— Begin Dataset —

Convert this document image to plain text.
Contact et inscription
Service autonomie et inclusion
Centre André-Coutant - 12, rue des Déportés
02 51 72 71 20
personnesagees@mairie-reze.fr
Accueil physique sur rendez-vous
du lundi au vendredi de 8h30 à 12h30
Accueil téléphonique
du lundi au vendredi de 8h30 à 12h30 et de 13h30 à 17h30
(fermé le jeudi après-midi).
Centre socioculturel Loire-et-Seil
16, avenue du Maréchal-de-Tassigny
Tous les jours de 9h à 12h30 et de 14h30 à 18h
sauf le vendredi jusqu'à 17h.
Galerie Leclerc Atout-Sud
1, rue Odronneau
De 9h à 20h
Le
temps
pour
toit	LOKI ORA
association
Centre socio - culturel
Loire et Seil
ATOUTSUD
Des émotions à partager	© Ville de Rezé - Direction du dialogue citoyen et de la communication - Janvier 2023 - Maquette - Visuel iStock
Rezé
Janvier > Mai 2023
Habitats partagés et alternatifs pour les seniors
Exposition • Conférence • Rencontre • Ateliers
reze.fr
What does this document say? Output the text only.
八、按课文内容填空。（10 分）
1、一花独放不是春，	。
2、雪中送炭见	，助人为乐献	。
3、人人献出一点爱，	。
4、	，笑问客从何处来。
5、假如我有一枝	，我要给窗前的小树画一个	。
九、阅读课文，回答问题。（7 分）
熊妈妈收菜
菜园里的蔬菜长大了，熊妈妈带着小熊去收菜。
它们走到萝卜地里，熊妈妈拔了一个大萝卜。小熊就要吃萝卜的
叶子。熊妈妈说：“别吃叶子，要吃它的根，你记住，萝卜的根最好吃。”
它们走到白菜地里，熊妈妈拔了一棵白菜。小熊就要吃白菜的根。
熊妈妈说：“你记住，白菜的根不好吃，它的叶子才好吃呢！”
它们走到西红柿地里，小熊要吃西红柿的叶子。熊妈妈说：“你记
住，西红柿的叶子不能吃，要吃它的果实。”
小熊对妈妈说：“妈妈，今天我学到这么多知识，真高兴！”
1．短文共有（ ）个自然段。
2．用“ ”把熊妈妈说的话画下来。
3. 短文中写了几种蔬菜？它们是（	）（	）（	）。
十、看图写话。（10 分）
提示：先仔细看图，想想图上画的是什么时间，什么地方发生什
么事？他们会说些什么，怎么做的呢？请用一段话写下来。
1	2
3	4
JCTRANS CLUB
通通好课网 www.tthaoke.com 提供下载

— End Dataset —

▸ **Goal of the exercise**: Each line in the material above must be retyped without alteration.

▸ **Finished exercise**:
Convert this document image to plain text.
Contact et inscription
Service autonomie et inclusion
Centre André-Coutant - 12, rue des Déportés
02 51 72 71 20
personnesagees@mairie-reze.fr
Accueil physique sur rendez-vous
du lundi au vendredi de 8h30 à 12h30
Accueil téléphonique
du lundi au vendredi de 8h30 à 12h30 et de 13h30 à 17h30
(fermé le jeudi après-midi).
Centre socioculturel Loire-et-Seil
16, avenue du Maréchal-de-Tassigny
Tous les jours de 9h à 12h30 et de 14h30 à 18h
sauf le vendredi jusqu'à 17h.
Galerie Leclerc Atout-Sud
1, rue Odronneau
De 9h à 20h
Le
temps
pour
toit	LOKI ORA
association
Centre socio - culturel
Loire et Seil
ATOUTSUD
Des émotions à partager	© Ville de Rezé - Direction du dialogue citoyen et de la communication - Janvier 2023 - Maquette - Visuel iStock
Rezé
Janvier > Mai 2023
Habitats partagés et alternatifs pour les seniors
Exposition • Conférence • Rencontre • Ateliers
reze.fr
What does this document say? Output the text only.
八、按课文内容填空。（10 分）
1、一花独放不是春，	。
2、雪中送炭见	，助人为乐献	。
3、人人献出一点爱，	。
4、	，笑问客从何处来。
5、假如我有一枝	，我要给窗前的小树画一个	。
九、阅读课文，回答问题。（7 分）
熊妈妈收菜
菜园里的蔬菜长大了，熊妈妈带着小熊去收菜。
它们走到萝卜地里，熊妈妈拔了一个大萝卜。小熊就要吃萝卜的
叶子。熊妈妈说：“别吃叶子，要吃它的根，你记住，萝卜的根最好吃。”
它们走到白菜地里，熊妈妈拔了一棵白菜。小熊就要吃白菜的根。
熊妈妈说：“你记住，白菜的根不好吃，它的叶子才好吃呢！”
它们走到西红柿地里，小熊要吃西红柿的叶子。熊妈妈说：“你记
住，西红柿的叶子不能吃，要吃它的果实。”
小熊对妈妈说：“妈妈，今天我学到这么多知识，真高兴！”
1．短文共有（ ）个自然段。
2．用“ ”把熊妈妈说的话画下来。
3. 短文中写了几种蔬菜？它们是（	）（	）（	）。
十、看图写话。（10 分）
提示：先仔细看图，想想图上画的是什么时间，什么地方发生什
么事？他们会说些什么，怎么做的呢？请用一段话写下来。
1	2
3	4
JCTRANS CLUB
通通好课网 www.tthaoke.com 提供下载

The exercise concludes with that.